_GOAL OF THE EXERCISE:_ Please copy the rows below line for line, with no changes, and omit the pictures from your copy.

_DATA FOR THE TASK:_
____________
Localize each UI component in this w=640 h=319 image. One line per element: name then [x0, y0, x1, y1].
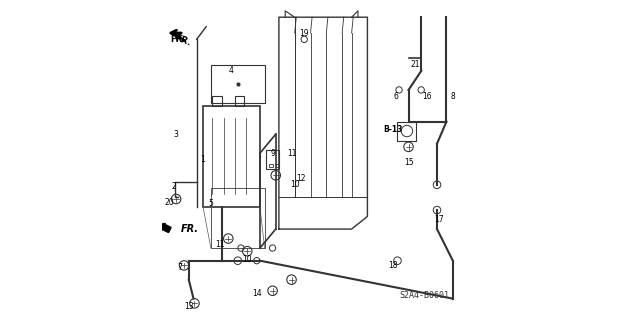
Text: 5: 5	[209, 199, 213, 208]
Bar	[397, 122, 417, 141]
Text: 11: 11	[287, 149, 296, 158]
Text: 21: 21	[410, 60, 420, 69]
Text: 9: 9	[270, 149, 275, 158]
Text: 15: 15	[404, 158, 413, 167]
Text: 1: 1	[200, 155, 205, 164]
Bar	[235, 96, 244, 106]
Bar	[266, 150, 279, 169]
Bar	[276, 164, 279, 167]
Text: 19: 19	[300, 28, 309, 38]
Text: FR.: FR.	[173, 34, 192, 48]
Text: S2A4-B0601: S2A4-B0601	[399, 291, 449, 300]
Text: FR.: FR.	[170, 34, 186, 44]
Text: 16: 16	[422, 92, 433, 101]
Text: 12: 12	[296, 174, 306, 183]
Text: 2: 2	[172, 182, 176, 191]
FancyArrow shape	[159, 223, 171, 233]
Bar	[211, 65, 265, 103]
Text: 3: 3	[173, 130, 179, 139]
Text: 8: 8	[451, 92, 455, 101]
Text: B-13: B-13	[383, 125, 402, 134]
Bar	[203, 106, 260, 207]
Text: FR.: FR.	[181, 224, 199, 234]
Text: 13: 13	[184, 302, 193, 311]
Text: 11: 11	[216, 241, 225, 249]
Text: 6: 6	[394, 92, 398, 101]
Text: 20: 20	[165, 198, 175, 207]
Text: 18: 18	[388, 261, 397, 270]
Bar	[212, 96, 222, 106]
Text: 17: 17	[434, 215, 444, 224]
Bar	[269, 164, 273, 167]
Text: 10: 10	[290, 180, 300, 189]
Text: 4: 4	[229, 66, 234, 76]
Bar	[211, 188, 265, 248]
Text: 7: 7	[177, 263, 182, 271]
Text: 14: 14	[252, 289, 262, 298]
Text: 10: 10	[243, 255, 252, 263]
____________
_EXERCISE RESULT:_
Localize each UI component in this w=640 h=319 image. One line per element: name then [x0, y0, x1, y1].
Text: 5: 5	[209, 199, 213, 208]
Bar	[397, 122, 417, 141]
Text: 11: 11	[287, 149, 296, 158]
Text: 21: 21	[410, 60, 420, 69]
Text: 9: 9	[270, 149, 275, 158]
Text: 15: 15	[404, 158, 413, 167]
Text: 1: 1	[200, 155, 205, 164]
Bar	[235, 96, 244, 106]
Bar	[266, 150, 279, 169]
Bar	[276, 164, 279, 167]
Text: 19: 19	[300, 28, 309, 38]
Text: FR.: FR.	[173, 34, 192, 48]
Text: S2A4-B0601: S2A4-B0601	[399, 291, 449, 300]
Text: FR.: FR.	[170, 34, 186, 44]
Text: 16: 16	[422, 92, 433, 101]
Text: 12: 12	[296, 174, 306, 183]
Text: 2: 2	[172, 182, 176, 191]
FancyArrow shape	[159, 223, 171, 233]
Bar	[211, 65, 265, 103]
Text: 3: 3	[173, 130, 179, 139]
Text: 8: 8	[451, 92, 455, 101]
Text: B-13: B-13	[383, 125, 402, 134]
Bar	[203, 106, 260, 207]
Text: FR.: FR.	[181, 224, 199, 234]
Text: 13: 13	[184, 302, 193, 311]
Text: 11: 11	[216, 241, 225, 249]
Text: 6: 6	[394, 92, 398, 101]
Text: 20: 20	[165, 198, 175, 207]
Text: 18: 18	[388, 261, 397, 270]
Bar	[212, 96, 222, 106]
Text: 17: 17	[434, 215, 444, 224]
Bar	[269, 164, 273, 167]
Text: 10: 10	[290, 180, 300, 189]
Text: 4: 4	[229, 66, 234, 76]
Bar	[211, 188, 265, 248]
Text: 7: 7	[177, 263, 182, 271]
Text: 14: 14	[252, 289, 262, 298]
Text: 10: 10	[243, 255, 252, 263]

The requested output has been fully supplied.